WHAT THE TASK REQUIRES: List each line of the data that holds the string "never", please.

(Recorded data)
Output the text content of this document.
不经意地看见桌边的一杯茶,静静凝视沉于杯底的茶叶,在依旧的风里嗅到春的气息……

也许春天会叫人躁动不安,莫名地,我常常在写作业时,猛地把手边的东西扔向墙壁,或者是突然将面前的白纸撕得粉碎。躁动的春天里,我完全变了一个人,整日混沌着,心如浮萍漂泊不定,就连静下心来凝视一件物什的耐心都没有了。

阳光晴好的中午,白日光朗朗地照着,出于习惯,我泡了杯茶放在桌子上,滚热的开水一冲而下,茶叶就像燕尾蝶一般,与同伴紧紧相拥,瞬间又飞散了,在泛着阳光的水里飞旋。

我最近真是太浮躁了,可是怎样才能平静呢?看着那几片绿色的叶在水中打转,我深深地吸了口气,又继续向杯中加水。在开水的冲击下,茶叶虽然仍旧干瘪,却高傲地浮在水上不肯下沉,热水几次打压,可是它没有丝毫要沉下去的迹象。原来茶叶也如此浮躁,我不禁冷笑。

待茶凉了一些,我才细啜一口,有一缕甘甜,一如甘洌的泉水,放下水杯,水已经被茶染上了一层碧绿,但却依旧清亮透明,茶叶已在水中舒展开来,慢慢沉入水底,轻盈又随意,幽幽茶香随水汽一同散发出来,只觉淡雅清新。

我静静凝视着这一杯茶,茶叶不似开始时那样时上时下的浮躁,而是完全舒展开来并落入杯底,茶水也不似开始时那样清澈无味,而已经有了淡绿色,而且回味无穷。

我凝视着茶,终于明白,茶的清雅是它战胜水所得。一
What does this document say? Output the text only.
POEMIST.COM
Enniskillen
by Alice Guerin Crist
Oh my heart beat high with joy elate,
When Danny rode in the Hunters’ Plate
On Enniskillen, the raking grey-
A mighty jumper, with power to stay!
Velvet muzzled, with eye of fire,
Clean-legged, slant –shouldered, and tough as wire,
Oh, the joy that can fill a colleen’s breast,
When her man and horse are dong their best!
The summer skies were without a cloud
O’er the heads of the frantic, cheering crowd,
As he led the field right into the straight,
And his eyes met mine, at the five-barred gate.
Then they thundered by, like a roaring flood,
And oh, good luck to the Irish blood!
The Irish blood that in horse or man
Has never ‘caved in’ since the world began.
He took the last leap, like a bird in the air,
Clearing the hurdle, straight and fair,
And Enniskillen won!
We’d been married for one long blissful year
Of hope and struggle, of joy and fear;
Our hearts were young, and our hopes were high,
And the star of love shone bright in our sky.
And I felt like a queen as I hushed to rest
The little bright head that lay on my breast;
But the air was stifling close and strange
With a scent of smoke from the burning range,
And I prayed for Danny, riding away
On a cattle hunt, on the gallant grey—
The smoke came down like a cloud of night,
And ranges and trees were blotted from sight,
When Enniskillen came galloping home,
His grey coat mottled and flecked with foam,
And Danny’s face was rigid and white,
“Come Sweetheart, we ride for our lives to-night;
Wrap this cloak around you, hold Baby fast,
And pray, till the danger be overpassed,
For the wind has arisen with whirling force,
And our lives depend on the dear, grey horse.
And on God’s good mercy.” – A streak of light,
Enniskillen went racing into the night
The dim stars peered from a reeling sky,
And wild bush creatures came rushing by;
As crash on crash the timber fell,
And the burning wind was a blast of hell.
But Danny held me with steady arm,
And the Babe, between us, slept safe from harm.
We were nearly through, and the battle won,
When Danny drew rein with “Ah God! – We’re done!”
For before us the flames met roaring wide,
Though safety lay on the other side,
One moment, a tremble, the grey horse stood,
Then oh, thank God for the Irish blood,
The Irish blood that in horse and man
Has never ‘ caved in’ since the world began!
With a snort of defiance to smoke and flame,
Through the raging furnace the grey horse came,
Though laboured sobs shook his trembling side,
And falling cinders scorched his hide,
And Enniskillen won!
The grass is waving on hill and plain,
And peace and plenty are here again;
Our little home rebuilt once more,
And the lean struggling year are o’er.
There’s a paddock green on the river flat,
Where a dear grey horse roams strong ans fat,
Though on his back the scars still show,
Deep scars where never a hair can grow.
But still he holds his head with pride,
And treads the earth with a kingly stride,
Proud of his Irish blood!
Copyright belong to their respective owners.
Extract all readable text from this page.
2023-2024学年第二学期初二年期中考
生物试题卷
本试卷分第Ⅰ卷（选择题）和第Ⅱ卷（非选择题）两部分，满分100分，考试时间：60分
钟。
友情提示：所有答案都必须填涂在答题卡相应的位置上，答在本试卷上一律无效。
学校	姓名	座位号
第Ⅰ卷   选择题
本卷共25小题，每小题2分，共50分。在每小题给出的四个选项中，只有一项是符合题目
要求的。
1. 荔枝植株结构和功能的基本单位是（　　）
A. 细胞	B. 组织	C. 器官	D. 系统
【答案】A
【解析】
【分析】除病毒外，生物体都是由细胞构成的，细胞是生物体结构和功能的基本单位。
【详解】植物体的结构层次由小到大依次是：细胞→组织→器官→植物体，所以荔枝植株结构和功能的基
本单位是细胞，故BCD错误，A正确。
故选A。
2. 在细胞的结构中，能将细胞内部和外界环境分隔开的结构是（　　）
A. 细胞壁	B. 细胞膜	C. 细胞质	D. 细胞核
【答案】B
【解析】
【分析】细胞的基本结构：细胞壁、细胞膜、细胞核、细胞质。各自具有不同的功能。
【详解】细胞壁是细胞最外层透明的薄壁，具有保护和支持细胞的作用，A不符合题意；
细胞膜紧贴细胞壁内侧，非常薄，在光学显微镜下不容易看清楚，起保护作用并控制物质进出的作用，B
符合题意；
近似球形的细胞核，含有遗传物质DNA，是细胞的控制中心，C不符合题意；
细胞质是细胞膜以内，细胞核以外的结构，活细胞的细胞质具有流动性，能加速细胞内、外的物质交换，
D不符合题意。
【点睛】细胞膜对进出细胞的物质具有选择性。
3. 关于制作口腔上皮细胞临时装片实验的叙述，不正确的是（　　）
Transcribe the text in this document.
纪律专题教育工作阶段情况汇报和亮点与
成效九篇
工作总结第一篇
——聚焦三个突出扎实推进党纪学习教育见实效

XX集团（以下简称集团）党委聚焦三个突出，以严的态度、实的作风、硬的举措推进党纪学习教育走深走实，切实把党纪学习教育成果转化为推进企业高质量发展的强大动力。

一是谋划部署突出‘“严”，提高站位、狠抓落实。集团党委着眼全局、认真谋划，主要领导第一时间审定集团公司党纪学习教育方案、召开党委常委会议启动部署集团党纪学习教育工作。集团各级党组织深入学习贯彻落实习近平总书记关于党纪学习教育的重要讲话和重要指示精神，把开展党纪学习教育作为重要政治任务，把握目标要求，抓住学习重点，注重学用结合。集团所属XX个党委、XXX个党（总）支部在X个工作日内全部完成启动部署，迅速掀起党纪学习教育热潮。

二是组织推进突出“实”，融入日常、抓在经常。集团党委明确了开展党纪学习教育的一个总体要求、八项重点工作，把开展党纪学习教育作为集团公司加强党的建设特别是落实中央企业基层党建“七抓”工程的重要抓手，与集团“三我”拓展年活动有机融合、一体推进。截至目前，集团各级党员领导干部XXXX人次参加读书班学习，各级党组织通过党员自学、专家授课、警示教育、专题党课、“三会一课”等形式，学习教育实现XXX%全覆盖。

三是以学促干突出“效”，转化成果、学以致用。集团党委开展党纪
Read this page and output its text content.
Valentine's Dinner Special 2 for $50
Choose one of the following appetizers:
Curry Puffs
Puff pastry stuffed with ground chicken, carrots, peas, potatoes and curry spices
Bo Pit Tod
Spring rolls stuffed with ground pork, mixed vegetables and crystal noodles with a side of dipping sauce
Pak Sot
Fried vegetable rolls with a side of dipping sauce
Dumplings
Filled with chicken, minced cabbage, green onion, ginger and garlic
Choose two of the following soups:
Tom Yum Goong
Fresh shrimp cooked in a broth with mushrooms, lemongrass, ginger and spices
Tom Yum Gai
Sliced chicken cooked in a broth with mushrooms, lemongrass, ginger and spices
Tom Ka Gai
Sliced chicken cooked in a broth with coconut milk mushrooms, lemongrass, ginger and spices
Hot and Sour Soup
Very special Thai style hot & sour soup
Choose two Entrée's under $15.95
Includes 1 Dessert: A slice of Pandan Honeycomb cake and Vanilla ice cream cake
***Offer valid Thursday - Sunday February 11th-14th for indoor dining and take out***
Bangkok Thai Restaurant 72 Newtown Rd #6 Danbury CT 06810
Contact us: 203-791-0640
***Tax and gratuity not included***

EXPECTED ANSWER:
Has never ‘caved in’ since the world began.
Has never ‘ caved in’ since the world began!
Deep scars where never a hair can grow.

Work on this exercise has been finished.